[Dataset rows about figures]

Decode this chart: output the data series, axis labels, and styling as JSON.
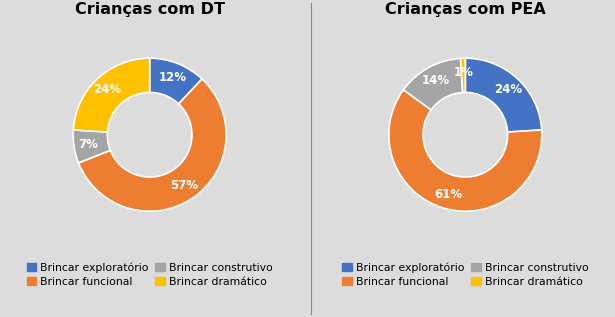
{
  "chart1": {
    "title": "Crianças com DT",
    "values": [
      12,
      57,
      7,
      24
    ],
    "labels": [
      "12%",
      "57%",
      "7%",
      "24%"
    ],
    "colors": [
      "#4472C4",
      "#ED7D31",
      "#A5A5A5",
      "#FFC000"
    ]
  },
  "chart2": {
    "title": "Crianças com PEA",
    "values": [
      24,
      61,
      14,
      1
    ],
    "labels": [
      "24%",
      "61%",
      "14%",
      "1%"
    ],
    "colors": [
      "#4472C4",
      "#ED7D31",
      "#A5A5A5",
      "#FFC000"
    ]
  },
  "legend_labels": [
    "Brincar exploratório",
    "Brincar funcional",
    "Brincar construtivo",
    "Brincar dramático"
  ],
  "legend_colors": [
    "#4472C4",
    "#ED7D31",
    "#A5A5A5",
    "#FFC000"
  ],
  "background_color": "#DCDCDC",
  "title_fontsize": 11.5,
  "label_fontsize": 8.5,
  "legend_fontsize": 7.8
}
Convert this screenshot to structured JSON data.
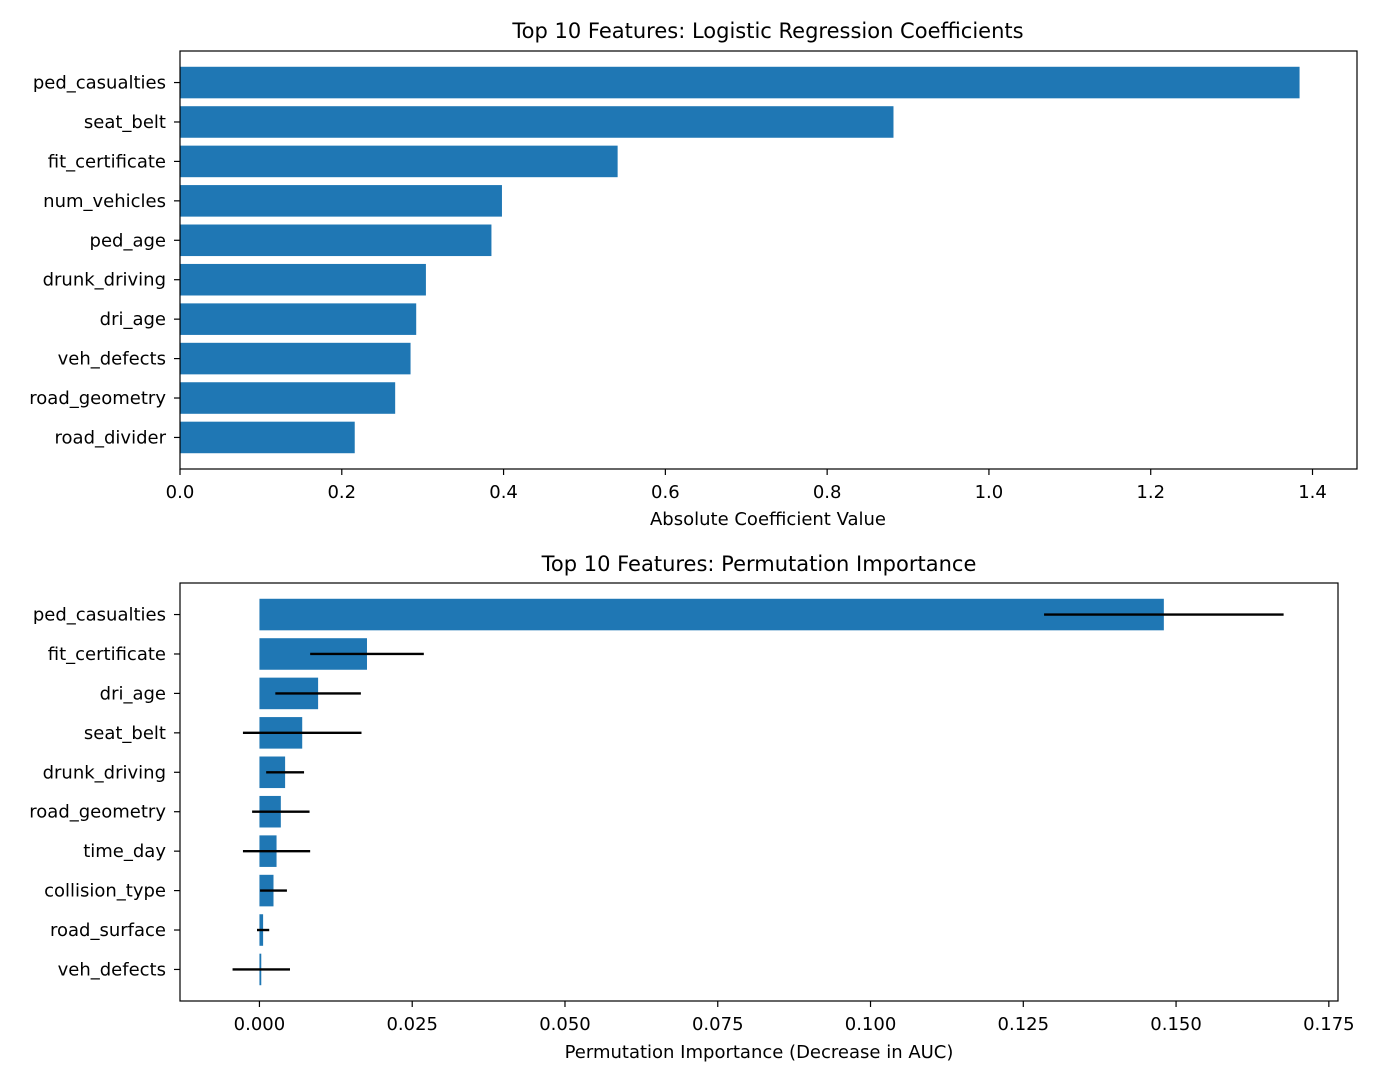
{
  "chart_data": [
    {
      "type": "bar",
      "orientation": "horizontal",
      "title": "Top 10 Features: Logistic Regression Coefficients",
      "xlabel": "Absolute Coefficient Value",
      "ylabel": "",
      "xlim": [
        0,
        1.455
      ],
      "xticks": [
        "0.0",
        "0.2",
        "0.4",
        "0.6",
        "0.8",
        "1.0",
        "1.2",
        "1.4"
      ],
      "xtick_values": [
        0,
        0.2,
        0.4,
        0.6,
        0.8,
        1.0,
        1.2,
        1.4
      ],
      "bar_color": "#1f77b4",
      "grid": false,
      "categories": [
        "ped_casualties",
        "seat_belt",
        "fit_certificate",
        "num_vehicles",
        "ped_age",
        "drunk_driving",
        "dri_age",
        "veh_defects",
        "road_geometry",
        "road_divider"
      ],
      "values": [
        1.384,
        0.882,
        0.541,
        0.398,
        0.385,
        0.304,
        0.292,
        0.285,
        0.266,
        0.216
      ]
    },
    {
      "type": "bar",
      "orientation": "horizontal",
      "title": "Top 10 Features: Permutation Importance",
      "xlabel": "Permutation Importance (Decrease in AUC)",
      "ylabel": "",
      "xlim": [
        -0.013,
        0.1765
      ],
      "xticks": [
        "0.000",
        "0.025",
        "0.050",
        "0.075",
        "0.100",
        "0.125",
        "0.150",
        "0.175"
      ],
      "xtick_values": [
        0,
        0.025,
        0.05,
        0.075,
        0.1,
        0.125,
        0.15,
        0.175
      ],
      "bar_color": "#1f77b4",
      "errorbar_color": "#000000",
      "grid": false,
      "categories": [
        "ped_casualties",
        "fit_certificate",
        "dri_age",
        "seat_belt",
        "drunk_driving",
        "road_geometry",
        "time_day",
        "collision_type",
        "road_surface",
        "veh_defects"
      ],
      "values": [
        0.148,
        0.0176,
        0.0096,
        0.007,
        0.0042,
        0.0035,
        0.0028,
        0.0023,
        0.0006,
        0.0003
      ],
      "errors": [
        0.0196,
        0.0093,
        0.007,
        0.0097,
        0.0031,
        0.0047,
        0.0055,
        0.0022,
        0.001,
        0.0047
      ]
    }
  ]
}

• [EXERCISE]
Scan the listing above for the word "Features" and copy every line that holds it.

• [OUTPUT]
      "title": "Top 10 Features: Logistic Regression Coefficients",
      "title": "Top 10 Features: Permutation Importance",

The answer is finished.